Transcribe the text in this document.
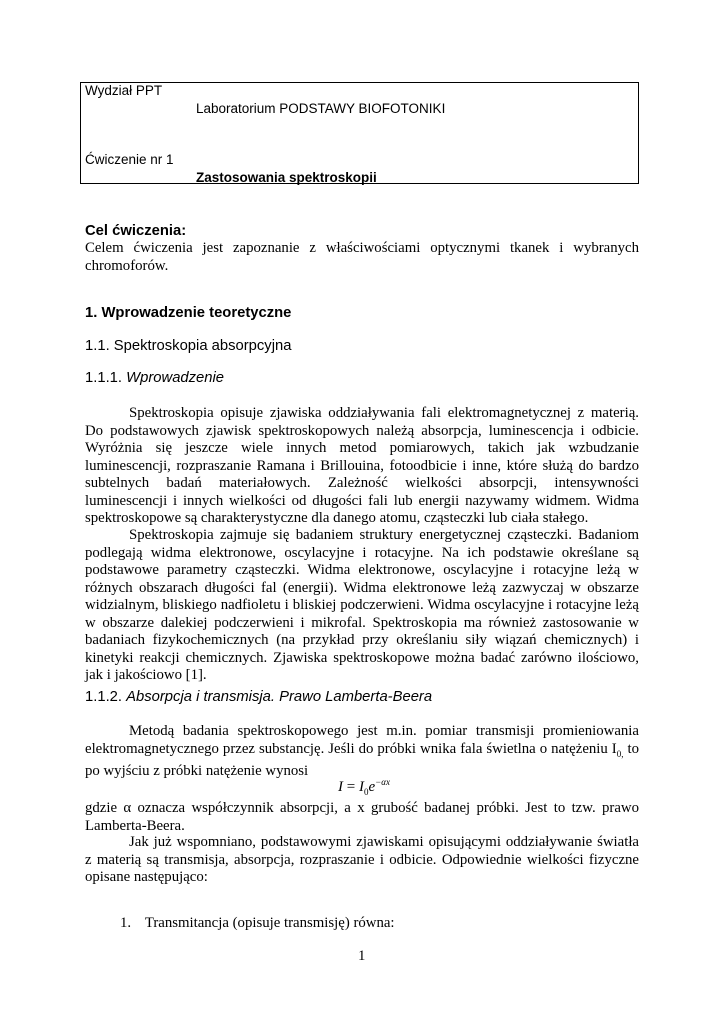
Wydział PPT
Laboratorium PODSTAWY BIOFOTONIKI
Ćwiczenie nr 1
Zastosowania spektroskopii
Cel ćwiczenia:
Celem ćwiczenia jest zapoznanie z właściwościami optycznymi tkanek i wybranych chromoforów.
1. Wprowadzenie teoretyczne
1.1. Spektroskopia absorpcyjna
1.1.1. Wprowadzenie
Spektroskopia opisuje zjawiska oddziaływania fali elektromagnetycznej z materią. Do podstawowych zjawisk spektroskopowych należą absorpcja, luminescencja i odbicie. Wyróżnia się jeszcze wiele innych metod pomiarowych, takich jak wzbudzanie luminescencji, rozpraszanie Ramana i Brillouina, fotoodbicie i inne, które służą do bardzo subtelnych badań materiałowych. Zależność wielkości absorpcji, intensywności luminescencji i innych wielkości od długości fali lub energii nazywamy widmem. Widma spektroskopowe są charakterystyczne dla danego atomu, cząsteczki lub ciała stałego.
Spektroskopia zajmuje się badaniem struktury energetycznej cząsteczki. Badaniom podlegają widma elektronowe, oscylacyjne i rotacyjne. Na ich podstawie określane są podstawowe parametry cząsteczki. Widma elektronowe, oscylacyjne i rotacyjne leżą w różnych obszarach długości fal (energii). Widma elektronowe leżą zazwyczaj w obszarze widzialnym, bliskiego nadfioletu i bliskiej podczerwieni. Widma oscylacyjne i rotacyjne leżą w obszarze dalekiej podczerwieni i mikrofal. Spektroskopia ma również zastosowanie w badaniach fizykochemicznych (na przykład przy określaniu siły wiązań chemicznych) i kinetyki reakcji chemicznych. Zjawiska spektroskopowe można badać zarówno ilościowo, jak i jakościowo [1].
1.1.2. Absorpcja i transmisja. Prawo Lamberta-Beera
Metodą badania spektroskopowego jest m.in. pomiar transmisji promieniowania elektromagnetycznego przez substancję. Jeśli do próbki wnika fala świetlna o natężeniu $I_{0,}$ to po wyjściu z próbki natężenie wynosi
$I = I_0e^{-\alpha x}$
gdzie α oznacza współczynnik absorpcji, a x grubość badanej próbki. Jest to tzw. prawo Lamberta-Beera.
Jak już wspomniano, podstawowymi zjawiskami opisującymi oddziaływanie światła z materią są transmisja, absorpcja, rozpraszanie i odbicie. Odpowiednie wielkości fizyczne opisane następująco:
1. Transmitancja (opisuje transmisję) równa:
1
-----
Task statement:
Report all lines of the material that contain the word "Lamberta".

Task result:
1.1.2. Absorpcja i transmisja. Prawo Lamberta-Beera
gdzie α oznacza współczynnik absorpcji, a x grubość badanej próbki. Jest to tzw. prawo Lamberta-Beera.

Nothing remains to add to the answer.